Recorded data:
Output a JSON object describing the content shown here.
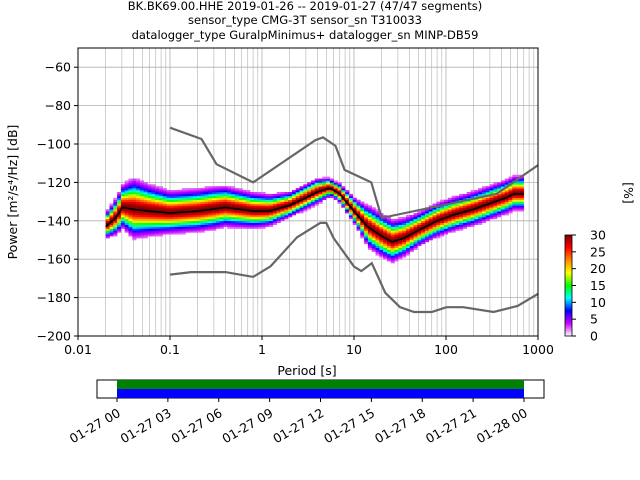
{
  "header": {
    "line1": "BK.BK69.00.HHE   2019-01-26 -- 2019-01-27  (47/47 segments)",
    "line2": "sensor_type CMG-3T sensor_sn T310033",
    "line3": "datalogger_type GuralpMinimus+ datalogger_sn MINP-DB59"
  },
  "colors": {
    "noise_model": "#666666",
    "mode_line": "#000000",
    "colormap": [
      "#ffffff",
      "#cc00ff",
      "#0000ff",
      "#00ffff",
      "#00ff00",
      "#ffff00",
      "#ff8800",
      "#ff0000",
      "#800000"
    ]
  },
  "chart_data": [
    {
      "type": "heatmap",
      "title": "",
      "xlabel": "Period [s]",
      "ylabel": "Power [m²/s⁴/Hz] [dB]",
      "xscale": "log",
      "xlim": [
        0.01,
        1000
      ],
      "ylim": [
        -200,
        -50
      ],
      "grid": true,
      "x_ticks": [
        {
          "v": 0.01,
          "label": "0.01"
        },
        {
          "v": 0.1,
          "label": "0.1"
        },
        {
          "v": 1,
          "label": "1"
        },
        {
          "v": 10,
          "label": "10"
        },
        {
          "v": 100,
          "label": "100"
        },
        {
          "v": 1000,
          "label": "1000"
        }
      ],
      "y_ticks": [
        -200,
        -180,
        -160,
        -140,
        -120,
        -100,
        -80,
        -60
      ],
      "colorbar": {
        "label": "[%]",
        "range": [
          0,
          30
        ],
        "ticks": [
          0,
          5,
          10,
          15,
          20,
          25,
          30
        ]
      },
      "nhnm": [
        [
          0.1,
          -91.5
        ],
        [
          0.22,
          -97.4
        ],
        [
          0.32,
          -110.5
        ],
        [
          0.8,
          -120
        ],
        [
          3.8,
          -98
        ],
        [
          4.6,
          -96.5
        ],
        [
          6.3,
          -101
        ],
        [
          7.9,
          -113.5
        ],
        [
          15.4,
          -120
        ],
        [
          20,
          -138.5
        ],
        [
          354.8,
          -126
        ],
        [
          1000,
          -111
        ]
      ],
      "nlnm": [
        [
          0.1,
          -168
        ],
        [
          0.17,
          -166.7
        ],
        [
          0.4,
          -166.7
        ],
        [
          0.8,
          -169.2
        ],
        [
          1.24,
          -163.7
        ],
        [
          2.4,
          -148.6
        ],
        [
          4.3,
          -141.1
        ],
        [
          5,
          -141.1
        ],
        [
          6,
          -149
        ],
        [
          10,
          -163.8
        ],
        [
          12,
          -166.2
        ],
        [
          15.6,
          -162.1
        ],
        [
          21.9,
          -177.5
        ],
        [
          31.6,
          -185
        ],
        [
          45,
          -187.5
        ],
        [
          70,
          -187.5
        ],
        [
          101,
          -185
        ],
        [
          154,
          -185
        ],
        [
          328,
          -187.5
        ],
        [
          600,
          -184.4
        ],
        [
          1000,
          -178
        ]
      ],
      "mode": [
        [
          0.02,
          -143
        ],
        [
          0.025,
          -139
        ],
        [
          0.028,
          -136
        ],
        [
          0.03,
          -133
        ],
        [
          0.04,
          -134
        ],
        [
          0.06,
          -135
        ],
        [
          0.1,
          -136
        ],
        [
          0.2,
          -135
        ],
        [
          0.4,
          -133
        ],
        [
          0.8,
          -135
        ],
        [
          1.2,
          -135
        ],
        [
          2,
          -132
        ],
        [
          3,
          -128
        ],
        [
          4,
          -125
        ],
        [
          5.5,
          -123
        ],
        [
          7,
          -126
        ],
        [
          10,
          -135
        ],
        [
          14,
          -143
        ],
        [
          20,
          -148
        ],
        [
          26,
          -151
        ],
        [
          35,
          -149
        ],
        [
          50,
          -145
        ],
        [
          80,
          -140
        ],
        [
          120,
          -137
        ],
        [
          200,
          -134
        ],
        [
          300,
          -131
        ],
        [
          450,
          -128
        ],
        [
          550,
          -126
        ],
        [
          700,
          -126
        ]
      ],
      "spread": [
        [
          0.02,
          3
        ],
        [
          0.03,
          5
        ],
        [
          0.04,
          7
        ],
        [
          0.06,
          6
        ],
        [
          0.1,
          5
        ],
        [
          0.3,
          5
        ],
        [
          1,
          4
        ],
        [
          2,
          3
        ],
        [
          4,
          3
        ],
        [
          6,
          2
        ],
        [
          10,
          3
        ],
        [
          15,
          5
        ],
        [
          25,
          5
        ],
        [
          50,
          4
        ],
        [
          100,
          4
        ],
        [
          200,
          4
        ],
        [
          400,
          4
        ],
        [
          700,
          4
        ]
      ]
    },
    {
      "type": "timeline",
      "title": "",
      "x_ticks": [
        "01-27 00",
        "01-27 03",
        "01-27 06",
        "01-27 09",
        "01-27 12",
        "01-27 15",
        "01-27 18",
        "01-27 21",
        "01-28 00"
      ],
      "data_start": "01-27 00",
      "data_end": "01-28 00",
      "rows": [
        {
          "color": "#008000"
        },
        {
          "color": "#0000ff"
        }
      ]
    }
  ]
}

==

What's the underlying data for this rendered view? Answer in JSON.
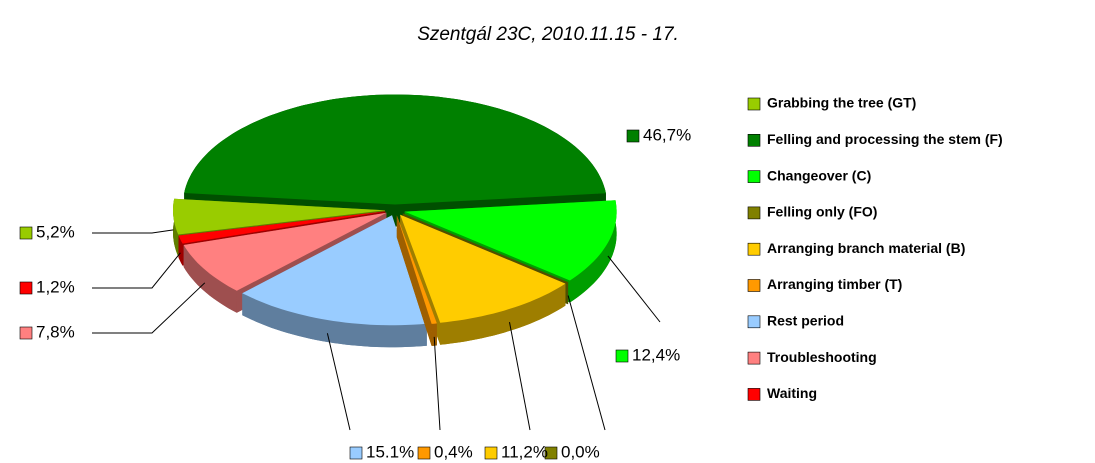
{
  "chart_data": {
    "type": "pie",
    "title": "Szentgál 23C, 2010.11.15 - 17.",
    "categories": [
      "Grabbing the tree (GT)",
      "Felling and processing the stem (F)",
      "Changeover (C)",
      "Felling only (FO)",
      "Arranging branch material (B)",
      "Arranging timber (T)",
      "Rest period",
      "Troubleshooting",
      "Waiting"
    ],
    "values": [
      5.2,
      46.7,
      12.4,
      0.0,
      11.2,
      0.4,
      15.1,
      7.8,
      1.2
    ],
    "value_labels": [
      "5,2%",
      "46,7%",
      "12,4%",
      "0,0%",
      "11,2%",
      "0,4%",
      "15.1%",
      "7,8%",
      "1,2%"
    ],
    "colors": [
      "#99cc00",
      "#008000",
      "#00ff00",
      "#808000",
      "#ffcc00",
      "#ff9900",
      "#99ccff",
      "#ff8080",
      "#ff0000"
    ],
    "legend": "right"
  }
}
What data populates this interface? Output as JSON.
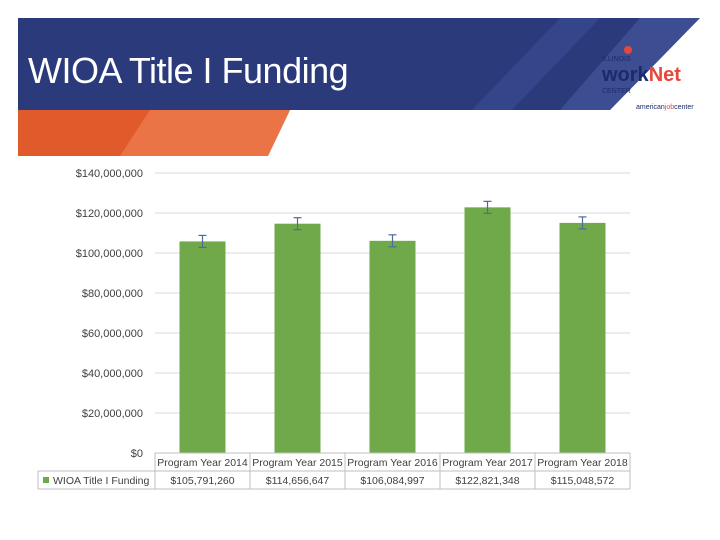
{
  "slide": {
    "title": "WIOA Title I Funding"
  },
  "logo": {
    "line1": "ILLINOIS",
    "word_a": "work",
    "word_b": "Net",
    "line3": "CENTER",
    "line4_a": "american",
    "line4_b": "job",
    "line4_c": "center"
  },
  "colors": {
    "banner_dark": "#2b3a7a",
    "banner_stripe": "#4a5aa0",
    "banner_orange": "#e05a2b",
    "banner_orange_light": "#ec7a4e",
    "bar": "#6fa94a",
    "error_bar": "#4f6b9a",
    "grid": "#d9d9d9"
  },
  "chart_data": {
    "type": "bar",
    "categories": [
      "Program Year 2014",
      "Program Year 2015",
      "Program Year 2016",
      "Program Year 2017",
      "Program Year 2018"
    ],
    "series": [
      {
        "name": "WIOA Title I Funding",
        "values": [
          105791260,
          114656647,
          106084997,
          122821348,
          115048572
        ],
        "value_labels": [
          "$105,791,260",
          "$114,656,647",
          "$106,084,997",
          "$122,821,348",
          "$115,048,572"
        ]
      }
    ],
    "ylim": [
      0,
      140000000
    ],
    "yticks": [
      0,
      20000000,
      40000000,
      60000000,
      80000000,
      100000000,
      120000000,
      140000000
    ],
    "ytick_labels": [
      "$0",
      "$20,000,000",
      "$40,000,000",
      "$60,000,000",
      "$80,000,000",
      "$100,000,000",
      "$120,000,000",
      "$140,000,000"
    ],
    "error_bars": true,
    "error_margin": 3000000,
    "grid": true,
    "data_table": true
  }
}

# [Job]
Lines that include the word "What" — how many are there in the data? Answer with the number alone.

# [Output]
2